Text for analysis ::
Since CMS began paying rewards to individual whistleblowers in 1998, it has only recovered about $3.5 million under the program, resulting in total payments under $16,000 to 18 tipsters. By substantially increasing the available award, CMS hopes to further incentivize whistleblowers and expects to reclaim about $24.5 million in additional recoveries per year. Kathleen Sebelius, Secretary of the Department of Health and Human Services (“HHS”), explained that the proposal “is a signal to Medicare beneficiaries and caregivers, who are on the front lines of this fight, that they are critical partners in helping to protect taxpayer dollars.” CMS further anticipates that fraud and errors will be reduced by Medicare beneficiaries’ enhanced scrutiny of their bills.

The proposed rule also includes several provisions increasing the ability of the agency to deny Medicare enrollment to certain providers who are deemed at risk of defrauding the program.3 For example, the proposed rule authorizes the agency to deny Medicare enrollment to providers, suppliers and owners affiliated with another entity with an unpaid debt to Medicare unless such debtors agree to a repayment plan. CMS contends that this will prevent suppliers from accumulating debt, leaving the program and subsequently re-enrolling as a new business. The proposed rule also allows CMS to revoke Medicare enrollment to a provider or supplier whose senior employee has been convicted of a felony within the past ten years or if the provider or supplier has a pattern of billing for services that do not meet Medicare requirements, thereby allowing CMS to purge “bad actors” from its program. Additionally, the rule would eliminate a current provision which allows ambulance suppliers (deemed as particularly high risk for Medicare fraud by HHS) to “back bill” Medicare for services furnished within the 12 month period prior to submitting an application for enrollment in Medicare. Instead, ambulance service providers would be allowed to bill Medicare only after filing an enrollment application and, if their billing privileges are later revoked, an ambulance service provider would be required to submit any remaining claims to the program within 60 days of revocation of billing privileges—the standard applied to other providers. CMS estimates that these restrictions on ambulance suppliers will result in Medicare savings of over $327 million per year.

Data to examine ::
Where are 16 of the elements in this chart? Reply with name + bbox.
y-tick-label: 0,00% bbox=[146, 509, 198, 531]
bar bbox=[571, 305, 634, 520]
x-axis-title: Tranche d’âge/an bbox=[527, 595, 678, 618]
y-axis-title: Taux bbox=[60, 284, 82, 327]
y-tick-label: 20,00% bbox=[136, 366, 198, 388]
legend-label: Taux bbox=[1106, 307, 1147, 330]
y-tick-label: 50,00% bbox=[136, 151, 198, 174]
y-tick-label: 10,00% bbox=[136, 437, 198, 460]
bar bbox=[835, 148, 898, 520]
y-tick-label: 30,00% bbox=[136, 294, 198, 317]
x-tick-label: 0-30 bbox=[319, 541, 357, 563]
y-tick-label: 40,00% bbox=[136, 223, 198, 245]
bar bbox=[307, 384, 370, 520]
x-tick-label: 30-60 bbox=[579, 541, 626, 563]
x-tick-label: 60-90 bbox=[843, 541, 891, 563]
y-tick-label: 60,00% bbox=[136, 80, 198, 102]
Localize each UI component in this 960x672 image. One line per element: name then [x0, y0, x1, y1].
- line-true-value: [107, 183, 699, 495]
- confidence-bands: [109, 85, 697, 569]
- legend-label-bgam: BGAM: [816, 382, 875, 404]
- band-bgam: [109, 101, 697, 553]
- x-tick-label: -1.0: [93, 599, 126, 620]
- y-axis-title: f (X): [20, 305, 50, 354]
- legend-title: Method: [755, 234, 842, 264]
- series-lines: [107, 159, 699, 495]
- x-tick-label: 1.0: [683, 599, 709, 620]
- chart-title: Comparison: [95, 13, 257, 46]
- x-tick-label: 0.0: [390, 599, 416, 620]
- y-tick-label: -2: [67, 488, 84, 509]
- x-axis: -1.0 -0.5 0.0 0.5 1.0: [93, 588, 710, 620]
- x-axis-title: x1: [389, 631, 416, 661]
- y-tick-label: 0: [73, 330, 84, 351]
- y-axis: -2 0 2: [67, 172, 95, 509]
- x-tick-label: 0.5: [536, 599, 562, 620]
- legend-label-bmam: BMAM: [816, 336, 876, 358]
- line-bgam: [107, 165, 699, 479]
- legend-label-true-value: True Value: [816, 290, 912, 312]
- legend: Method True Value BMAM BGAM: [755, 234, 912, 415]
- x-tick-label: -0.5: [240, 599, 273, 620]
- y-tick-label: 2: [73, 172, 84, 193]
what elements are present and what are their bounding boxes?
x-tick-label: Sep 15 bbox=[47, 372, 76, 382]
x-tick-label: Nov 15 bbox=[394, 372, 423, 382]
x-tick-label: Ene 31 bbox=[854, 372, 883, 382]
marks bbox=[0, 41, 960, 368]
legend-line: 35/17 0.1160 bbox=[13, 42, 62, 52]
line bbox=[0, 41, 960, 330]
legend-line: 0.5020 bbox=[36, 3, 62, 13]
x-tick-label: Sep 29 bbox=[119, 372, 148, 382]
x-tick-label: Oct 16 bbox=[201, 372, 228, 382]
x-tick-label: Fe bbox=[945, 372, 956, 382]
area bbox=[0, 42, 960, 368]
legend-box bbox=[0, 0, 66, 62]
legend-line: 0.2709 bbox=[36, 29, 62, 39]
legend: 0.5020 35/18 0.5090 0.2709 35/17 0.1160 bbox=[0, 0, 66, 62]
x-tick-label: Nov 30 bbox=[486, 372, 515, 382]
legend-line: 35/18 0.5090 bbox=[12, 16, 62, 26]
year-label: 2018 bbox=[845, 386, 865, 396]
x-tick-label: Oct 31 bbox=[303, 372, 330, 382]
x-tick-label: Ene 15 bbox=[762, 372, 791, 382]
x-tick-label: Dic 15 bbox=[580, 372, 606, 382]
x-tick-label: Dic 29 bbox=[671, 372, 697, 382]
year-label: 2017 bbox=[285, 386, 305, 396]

Explore the material ::
[A] Decide whether each statement agrees with the passage on the CMS proposed Medicare rule: (i) CMS has recovered about $3.5 million under its whistleblower reward program since 1998; (ii) the proposed rule would keep ambulance suppliers' ability to back bill Medicare for the prior 12 months; (iii) CMS could revoke enrollment if a senior employee had a felony conviction within the past five years. For each, answer yes or no and quote the deciding words.
[B] Continue the passage on the CMS proposed Medicare rule from its last sentence.
The records are separate material that has nothing to do with the passage on the CMS proposed Medicare rule.

Activity answers ::
[A]
(i) Yes: "it has only recovered about $3.5 million under the program"
(ii) No: "the rule would eliminate a current provision which allows ambulance suppliers (deemed as particularly high risk for Medicare fraud by HHS) to “back bill” Medicare"
(iii) No: "convicted of a felony within the past ten years"

[B]
Negative outcomes in these investigations can also result in the exclusion of the provider from Medicare and Medicaid, or the imposition of a Corporate Integrity Agreement (CIA). If a CIA is imposed, the federal Department of Health and Human Services (HHS) will closely monitor the provider for a substantial period of time.

The proposed rule was published in the Federal Register on April 29, 2013 and will be open for comments until June 28, 2013. The proposed rule is available here.

For health care providers enrolled in Medicare or Medicaid, having an effective regulatory compliance plan that is vigorously implemented is imperative. Further, having fraud detection and prevention programs in place is also imperative, particularly as HHS increases its efforts to protect against fraud and abuse. Similarly, due diligence and monitoring as to employees, business partners and relationships remains critical in light of HHS’ broad approach to investigating potential sources of fraud and abuse and denying enrollment on the basis thereof.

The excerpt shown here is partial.